§ SHORT PROBLEM: Each entry below must be repeated word for word.

[Entries from a dataset]
● ● ● ● ● ● ●

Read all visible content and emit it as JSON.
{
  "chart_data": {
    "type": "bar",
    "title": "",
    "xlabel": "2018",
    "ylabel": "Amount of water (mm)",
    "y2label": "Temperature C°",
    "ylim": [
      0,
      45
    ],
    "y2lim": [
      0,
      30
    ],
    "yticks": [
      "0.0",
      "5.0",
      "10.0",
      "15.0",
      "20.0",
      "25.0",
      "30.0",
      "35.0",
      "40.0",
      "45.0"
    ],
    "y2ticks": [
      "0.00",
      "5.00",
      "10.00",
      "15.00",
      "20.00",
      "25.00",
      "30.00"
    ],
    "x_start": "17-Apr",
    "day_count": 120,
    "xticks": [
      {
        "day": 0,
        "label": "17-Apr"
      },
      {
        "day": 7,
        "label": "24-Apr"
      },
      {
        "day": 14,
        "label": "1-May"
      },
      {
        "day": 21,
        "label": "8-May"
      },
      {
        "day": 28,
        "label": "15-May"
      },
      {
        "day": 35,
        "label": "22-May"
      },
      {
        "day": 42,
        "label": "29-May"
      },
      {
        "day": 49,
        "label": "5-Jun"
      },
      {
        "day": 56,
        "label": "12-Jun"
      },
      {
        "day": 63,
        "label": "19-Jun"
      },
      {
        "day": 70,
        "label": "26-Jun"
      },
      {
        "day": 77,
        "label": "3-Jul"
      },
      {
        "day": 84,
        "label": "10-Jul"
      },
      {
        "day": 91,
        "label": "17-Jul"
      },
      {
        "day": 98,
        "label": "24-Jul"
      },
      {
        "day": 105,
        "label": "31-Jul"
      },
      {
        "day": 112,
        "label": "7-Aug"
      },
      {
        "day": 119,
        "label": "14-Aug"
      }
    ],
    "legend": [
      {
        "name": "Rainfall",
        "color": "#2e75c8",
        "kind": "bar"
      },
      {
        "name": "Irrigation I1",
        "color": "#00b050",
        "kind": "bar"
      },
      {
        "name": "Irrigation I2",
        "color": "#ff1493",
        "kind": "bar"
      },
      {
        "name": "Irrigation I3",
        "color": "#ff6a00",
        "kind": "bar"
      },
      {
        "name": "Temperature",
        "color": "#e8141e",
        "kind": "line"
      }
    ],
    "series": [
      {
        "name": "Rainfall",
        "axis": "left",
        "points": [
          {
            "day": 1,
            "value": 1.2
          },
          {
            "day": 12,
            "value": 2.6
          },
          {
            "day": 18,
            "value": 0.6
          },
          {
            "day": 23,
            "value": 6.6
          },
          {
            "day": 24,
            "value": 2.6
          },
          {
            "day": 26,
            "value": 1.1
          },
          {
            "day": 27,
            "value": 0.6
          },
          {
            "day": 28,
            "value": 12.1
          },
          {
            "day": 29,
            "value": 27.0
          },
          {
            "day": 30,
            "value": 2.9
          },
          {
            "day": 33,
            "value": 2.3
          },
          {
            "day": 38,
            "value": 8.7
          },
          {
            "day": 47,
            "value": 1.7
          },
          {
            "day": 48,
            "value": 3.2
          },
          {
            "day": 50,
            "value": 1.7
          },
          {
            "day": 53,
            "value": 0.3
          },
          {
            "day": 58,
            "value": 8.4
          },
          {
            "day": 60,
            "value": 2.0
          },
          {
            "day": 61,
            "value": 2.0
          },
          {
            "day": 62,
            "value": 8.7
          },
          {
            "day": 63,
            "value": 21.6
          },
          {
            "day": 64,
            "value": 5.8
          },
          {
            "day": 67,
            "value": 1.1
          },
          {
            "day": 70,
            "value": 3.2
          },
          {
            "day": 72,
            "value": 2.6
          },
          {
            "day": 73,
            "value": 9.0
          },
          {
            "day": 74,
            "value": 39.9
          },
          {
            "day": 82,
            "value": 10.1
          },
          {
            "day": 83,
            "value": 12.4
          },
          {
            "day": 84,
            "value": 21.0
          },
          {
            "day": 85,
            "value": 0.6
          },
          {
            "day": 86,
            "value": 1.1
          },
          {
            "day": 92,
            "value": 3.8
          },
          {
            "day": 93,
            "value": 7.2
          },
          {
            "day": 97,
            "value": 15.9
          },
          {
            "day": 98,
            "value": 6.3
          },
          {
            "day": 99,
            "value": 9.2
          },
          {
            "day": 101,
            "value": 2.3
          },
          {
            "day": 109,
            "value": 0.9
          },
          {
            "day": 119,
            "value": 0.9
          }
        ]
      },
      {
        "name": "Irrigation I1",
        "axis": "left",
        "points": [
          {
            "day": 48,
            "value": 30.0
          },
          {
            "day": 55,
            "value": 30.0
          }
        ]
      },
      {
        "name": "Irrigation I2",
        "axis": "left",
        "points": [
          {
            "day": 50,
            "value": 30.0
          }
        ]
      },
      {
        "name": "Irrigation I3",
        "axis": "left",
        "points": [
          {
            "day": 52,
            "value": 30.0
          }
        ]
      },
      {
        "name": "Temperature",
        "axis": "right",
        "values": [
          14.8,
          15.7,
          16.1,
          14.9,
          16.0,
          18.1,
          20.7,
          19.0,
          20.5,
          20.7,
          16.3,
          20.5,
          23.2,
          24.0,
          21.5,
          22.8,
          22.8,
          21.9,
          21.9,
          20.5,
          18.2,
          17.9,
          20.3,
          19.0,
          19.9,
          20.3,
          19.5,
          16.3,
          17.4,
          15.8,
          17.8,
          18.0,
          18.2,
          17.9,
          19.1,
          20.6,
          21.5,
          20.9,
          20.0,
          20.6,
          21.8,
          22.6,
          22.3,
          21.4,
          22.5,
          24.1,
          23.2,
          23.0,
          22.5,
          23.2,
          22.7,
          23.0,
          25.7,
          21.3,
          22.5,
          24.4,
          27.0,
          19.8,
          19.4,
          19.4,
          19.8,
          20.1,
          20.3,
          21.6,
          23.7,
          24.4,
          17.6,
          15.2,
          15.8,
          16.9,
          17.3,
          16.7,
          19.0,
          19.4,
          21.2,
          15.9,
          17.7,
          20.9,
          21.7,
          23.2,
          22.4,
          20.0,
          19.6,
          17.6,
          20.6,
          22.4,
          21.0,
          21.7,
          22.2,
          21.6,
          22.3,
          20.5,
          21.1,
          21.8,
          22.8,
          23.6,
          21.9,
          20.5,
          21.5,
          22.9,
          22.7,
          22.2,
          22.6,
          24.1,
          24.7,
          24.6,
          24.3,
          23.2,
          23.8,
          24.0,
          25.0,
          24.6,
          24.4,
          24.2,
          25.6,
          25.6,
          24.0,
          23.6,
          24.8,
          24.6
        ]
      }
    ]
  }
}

● ● ● ● ● ● ●

§ RESULT OF THIS TASK:
Read all visible content and emit it as JSON.
{
  "chart_data": {
    "type": "bar",
    "title": "",
    "xlabel": "2018",
    "ylabel": "Amount of water (mm)",
    "y2label": "Temperature C°",
    "ylim": [
      0,
      45
    ],
    "y2lim": [
      0,
      30
    ],
    "yticks": [
      "0.0",
      "5.0",
      "10.0",
      "15.0",
      "20.0",
      "25.0",
      "30.0",
      "35.0",
      "40.0",
      "45.0"
    ],
    "y2ticks": [
      "0.00",
      "5.00",
      "10.00",
      "15.00",
      "20.00",
      "25.00",
      "30.00"
    ],
    "x_start": "17-Apr",
    "day_count": 120,
    "xticks": [
      {
        "day": 0,
        "label": "17-Apr"
      },
      {
        "day": 7,
        "label": "24-Apr"
      },
      {
        "day": 14,
        "label": "1-May"
      },
      {
        "day": 21,
        "label": "8-May"
      },
      {
        "day": 28,
        "label": "15-May"
      },
      {
        "day": 35,
        "label": "22-May"
      },
      {
        "day": 42,
        "label": "29-May"
      },
      {
        "day": 49,
        "label": "5-Jun"
      },
      {
        "day": 56,
        "label": "12-Jun"
      },
      {
        "day": 63,
        "label": "19-Jun"
      },
      {
        "day": 70,
        "label": "26-Jun"
      },
      {
        "day": 77,
        "label": "3-Jul"
      },
      {
        "day": 84,
        "label": "10-Jul"
      },
      {
        "day": 91,
        "label": "17-Jul"
      },
      {
        "day": 98,
        "label": "24-Jul"
      },
      {
        "day": 105,
        "label": "31-Jul"
      },
      {
        "day": 112,
        "label": "7-Aug"
      },
      {
        "day": 119,
        "label": "14-Aug"
      }
    ],
    "legend": [
      {
        "name": "Rainfall",
        "color": "#2e75c8",
        "kind": "bar"
      },
      {
        "name": "Irrigation I1",
        "color": "#00b050",
        "kind": "bar"
      },
      {
        "name": "Irrigation I2",
        "color": "#ff1493",
        "kind": "bar"
      },
      {
        "name": "Irrigation I3",
        "color": "#ff6a00",
        "kind": "bar"
      },
      {
        "name": "Temperature",
        "color": "#e8141e",
        "kind": "line"
      }
    ],
    "series": [
      {
        "name": "Rainfall",
        "axis": "left",
        "points": [
          {
            "day": 1,
            "value": 1.2
          },
          {
            "day": 12,
            "value": 2.6
          },
          {
            "day": 18,
            "value": 0.6
          },
          {
            "day": 23,
            "value": 6.6
          },
          {
            "day": 24,
            "value": 2.6
          },
          {
            "day": 26,
            "value": 1.1
          },
          {
            "day": 27,
            "value": 0.6
          },
          {
            "day": 28,
            "value": 12.1
          },
          {
            "day": 29,
            "value": 27.0
          },
          {
            "day": 30,
            "value": 2.9
          },
          {
            "day": 33,
            "value": 2.3
          },
          {
            "day": 38,
            "value": 8.7
          },
          {
            "day": 47,
            "value": 1.7
          },
          {
            "day": 48,
            "value": 3.2
          },
          {
            "day": 50,
            "value": 1.7
          },
          {
            "day": 53,
            "value": 0.3
          },
          {
            "day": 58,
            "value": 8.4
          },
          {
            "day": 60,
            "value": 2.0
          },
          {
            "day": 61,
            "value": 2.0
          },
          {
            "day": 62,
            "value": 8.7
          },
          {
            "day": 63,
            "value": 21.6
          },
          {
            "day": 64,
            "value": 5.8
          },
          {
            "day": 67,
            "value": 1.1
          },
          {
            "day": 70,
            "value": 3.2
          },
          {
            "day": 72,
            "value": 2.6
          },
          {
            "day": 73,
            "value": 9.0
          },
          {
            "day": 74,
            "value": 39.9
          },
          {
            "day": 82,
            "value": 10.1
          },
          {
            "day": 83,
            "value": 12.4
          },
          {
            "day": 84,
            "value": 21.0
          },
          {
            "day": 85,
            "value": 0.6
          },
          {
            "day": 86,
            "value": 1.1
          },
          {
            "day": 92,
            "value": 3.8
          },
          {
            "day": 93,
            "value": 7.2
          },
          {
            "day": 97,
            "value": 15.9
          },
          {
            "day": 98,
            "value": 6.3
          },
          {
            "day": 99,
            "value": 9.2
          },
          {
            "day": 101,
            "value": 2.3
          },
          {
            "day": 109,
            "value": 0.9
          },
          {
            "day": 119,
            "value": 0.9
          }
        ]
      },
      {
        "name": "Irrigation I1",
        "axis": "left",
        "points": [
          {
            "day": 48,
            "value": 30.0
          },
          {
            "day": 55,
            "value": 30.0
          }
        ]
      },
      {
        "name": "Irrigation I2",
        "axis": "left",
        "points": [
          {
            "day": 50,
            "value": 30.0
          }
        ]
      },
      {
        "name": "Irrigation I3",
        "axis": "left",
        "points": [
          {
            "day": 52,
            "value": 30.0
          }
        ]
      },
      {
        "name": "Temperature",
        "axis": "right",
        "values": [
          14.8,
          15.7,
          16.1,
          14.9,
          16.0,
          18.1,
          20.7,
          19.0,
          20.5,
          20.7,
          16.3,
          20.5,
          23.2,
          24.0,
          21.5,
          22.8,
          22.8,
          21.9,
          21.9,
          20.5,
          18.2,
          17.9,
          20.3,
          19.0,
          19.9,
          20.3,
          19.5,
          16.3,
          17.4,
          15.8,
          17.8,
          18.0,
          18.2,
          17.9,
          19.1,
          20.6,
          21.5,
          20.9,
          20.0,
          20.6,
          21.8,
          22.6,
          22.3,
          21.4,
          22.5,
          24.1,
          23.2,
          23.0,
          22.5,
          23.2,
          22.7,
          23.0,
          25.7,
          21.3,
          22.5,
          24.4,
          27.0,
          19.8,
          19.4,
          19.4,
          19.8,
          20.1,
          20.3,
          21.6,
          23.7,
          24.4,
          17.6,
          15.2,
          15.8,
          16.9,
          17.3,
          16.7,
          19.0,
          19.4,
          21.2,
          15.9,
          17.7,
          20.9,
          21.7,
          23.2,
          22.4,
          20.0,
          19.6,
          17.6,
          20.6,
          22.4,
          21.0,
          21.7,
          22.2,
          21.6,
          22.3,
          20.5,
          21.1,
          21.8,
          22.8,
          23.6,
          21.9,
          20.5,
          21.5,
          22.9,
          22.7,
          22.2,
          22.6,
          24.1,
          24.7,
          24.6,
          24.3,
          23.2,
          23.8,
          24.0,
          25.0,
          24.6,
          24.4,
          24.2,
          25.6,
          25.6,
          24.0,
          23.6,
          24.8,
          24.6
        ]
      }
    ]
  }
}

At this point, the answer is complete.